▶ _INSTRUCTION_
Type the records out again in full, exactly.

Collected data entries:

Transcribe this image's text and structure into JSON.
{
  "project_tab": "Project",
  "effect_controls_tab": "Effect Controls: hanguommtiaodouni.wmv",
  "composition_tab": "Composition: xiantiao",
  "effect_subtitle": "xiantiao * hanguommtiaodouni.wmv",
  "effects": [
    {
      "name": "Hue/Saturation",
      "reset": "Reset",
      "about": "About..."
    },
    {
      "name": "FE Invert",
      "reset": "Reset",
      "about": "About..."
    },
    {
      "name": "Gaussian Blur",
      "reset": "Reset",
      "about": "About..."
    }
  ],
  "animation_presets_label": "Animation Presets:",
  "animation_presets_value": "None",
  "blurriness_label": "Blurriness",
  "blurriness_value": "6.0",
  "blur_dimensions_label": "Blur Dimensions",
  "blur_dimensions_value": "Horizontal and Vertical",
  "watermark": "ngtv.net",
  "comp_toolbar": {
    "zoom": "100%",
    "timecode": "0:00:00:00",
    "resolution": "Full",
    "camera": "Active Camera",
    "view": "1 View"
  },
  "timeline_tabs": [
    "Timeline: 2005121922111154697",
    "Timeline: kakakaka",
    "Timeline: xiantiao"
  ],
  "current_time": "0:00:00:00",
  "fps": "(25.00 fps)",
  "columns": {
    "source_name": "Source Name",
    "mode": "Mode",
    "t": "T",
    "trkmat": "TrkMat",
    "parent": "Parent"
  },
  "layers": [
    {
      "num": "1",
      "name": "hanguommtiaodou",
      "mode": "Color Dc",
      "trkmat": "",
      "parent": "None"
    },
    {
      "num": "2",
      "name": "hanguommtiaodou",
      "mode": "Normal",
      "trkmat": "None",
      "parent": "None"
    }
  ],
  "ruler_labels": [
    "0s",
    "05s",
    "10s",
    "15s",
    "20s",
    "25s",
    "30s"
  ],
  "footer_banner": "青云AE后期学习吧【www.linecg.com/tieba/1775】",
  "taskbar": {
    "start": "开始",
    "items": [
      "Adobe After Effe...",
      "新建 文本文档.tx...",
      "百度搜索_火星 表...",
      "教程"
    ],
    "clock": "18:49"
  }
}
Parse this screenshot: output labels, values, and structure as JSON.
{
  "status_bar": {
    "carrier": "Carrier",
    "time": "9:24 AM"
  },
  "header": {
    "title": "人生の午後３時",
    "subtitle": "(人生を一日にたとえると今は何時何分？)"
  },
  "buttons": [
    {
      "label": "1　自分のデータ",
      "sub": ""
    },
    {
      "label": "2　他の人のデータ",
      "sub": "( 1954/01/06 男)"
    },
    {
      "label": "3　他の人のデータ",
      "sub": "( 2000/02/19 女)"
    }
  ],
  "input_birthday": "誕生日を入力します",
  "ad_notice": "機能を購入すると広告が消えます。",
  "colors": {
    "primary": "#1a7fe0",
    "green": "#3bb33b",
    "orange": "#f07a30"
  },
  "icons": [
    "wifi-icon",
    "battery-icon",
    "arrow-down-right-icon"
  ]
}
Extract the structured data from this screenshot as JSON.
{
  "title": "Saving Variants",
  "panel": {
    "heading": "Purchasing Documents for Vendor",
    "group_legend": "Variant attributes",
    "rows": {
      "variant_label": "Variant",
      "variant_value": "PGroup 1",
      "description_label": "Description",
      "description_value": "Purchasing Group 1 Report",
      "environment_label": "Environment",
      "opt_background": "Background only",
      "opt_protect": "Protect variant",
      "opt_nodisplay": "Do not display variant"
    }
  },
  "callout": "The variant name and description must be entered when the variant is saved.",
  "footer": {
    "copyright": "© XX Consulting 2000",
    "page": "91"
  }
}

▶ _CORRECT ANSWER_
Transcribe this image's text and structure into JSON.
{
  "project_tab": "Project",
  "effect_controls_tab": "Effect Controls: hanguommtiaodouni.wmv",
  "composition_tab": "Composition: xiantiao",
  "effect_subtitle": "xiantiao * hanguommtiaodouni.wmv",
  "effects": [
    {
      "name": "Hue/Saturation",
      "reset": "Reset",
      "about": "About..."
    },
    {
      "name": "FE Invert",
      "reset": "Reset",
      "about": "About..."
    },
    {
      "name": "Gaussian Blur",
      "reset": "Reset",
      "about": "About..."
    }
  ],
  "animation_presets_label": "Animation Presets:",
  "animation_presets_value": "None",
  "blurriness_label": "Blurriness",
  "blurriness_value": "6.0",
  "blur_dimensions_label": "Blur Dimensions",
  "blur_dimensions_value": "Horizontal and Vertical",
  "watermark": "ngtv.net",
  "comp_toolbar": {
    "zoom": "100%",
    "timecode": "0:00:00:00",
    "resolution": "Full",
    "camera": "Active Camera",
    "view": "1 View"
  },
  "timeline_tabs": [
    "Timeline: 2005121922111154697",
    "Timeline: kakakaka",
    "Timeline: xiantiao"
  ],
  "current_time": "0:00:00:00",
  "fps": "(25.00 fps)",
  "columns": {
    "source_name": "Source Name",
    "mode": "Mode",
    "t": "T",
    "trkmat": "TrkMat",
    "parent": "Parent"
  },
  "layers": [
    {
      "num": "1",
      "name": "hanguommtiaodou",
      "mode": "Color Dc",
      "trkmat": "",
      "parent": "None"
    },
    {
      "num": "2",
      "name": "hanguommtiaodou",
      "mode": "Normal",
      "trkmat": "None",
      "parent": "None"
    }
  ],
  "ruler_labels": [
    "0s",
    "05s",
    "10s",
    "15s",
    "20s",
    "25s",
    "30s"
  ],
  "footer_banner": "青云AE后期学习吧【www.linecg.com/tieba/1775】",
  "taskbar": {
    "start": "开始",
    "items": [
      "Adobe After Effe...",
      "新建 文本文档.tx...",
      "百度搜索_火星 表...",
      "教程"
    ],
    "clock": "18:49"
  }
}
Parse this screenshot: output labels, values, and structure as JSON.
{
  "status_bar": {
    "carrier": "Carrier",
    "time": "9:24 AM"
  },
  "header": {
    "title": "人生の午後３時",
    "subtitle": "(人生を一日にたとえると今は何時何分？)"
  },
  "buttons": [
    {
      "label": "1　自分のデータ",
      "sub": ""
    },
    {
      "label": "2　他の人のデータ",
      "sub": "( 1954/01/06 男)"
    },
    {
      "label": "3　他の人のデータ",
      "sub": "( 2000/02/19 女)"
    }
  ],
  "input_birthday": "誕生日を入力します",
  "ad_notice": "機能を購入すると広告が消えます。",
  "colors": {
    "primary": "#1a7fe0",
    "green": "#3bb33b",
    "orange": "#f07a30"
  },
  "icons": [
    "wifi-icon",
    "battery-icon",
    "arrow-down-right-icon"
  ]
}
Extract the structured data from this screenshot as JSON.
{
  "title": "Saving Variants",
  "panel": {
    "heading": "Purchasing Documents for Vendor",
    "group_legend": "Variant attributes",
    "rows": {
      "variant_label": "Variant",
      "variant_value": "PGroup 1",
      "description_label": "Description",
      "description_value": "Purchasing Group 1 Report",
      "environment_label": "Environment",
      "opt_background": "Background only",
      "opt_protect": "Protect variant",
      "opt_nodisplay": "Do not display variant"
    }
  },
  "callout": "The variant name and description must be entered when the variant is saved.",
  "footer": {
    "copyright": "© XX Consulting 2000",
    "page": "91"
  }
}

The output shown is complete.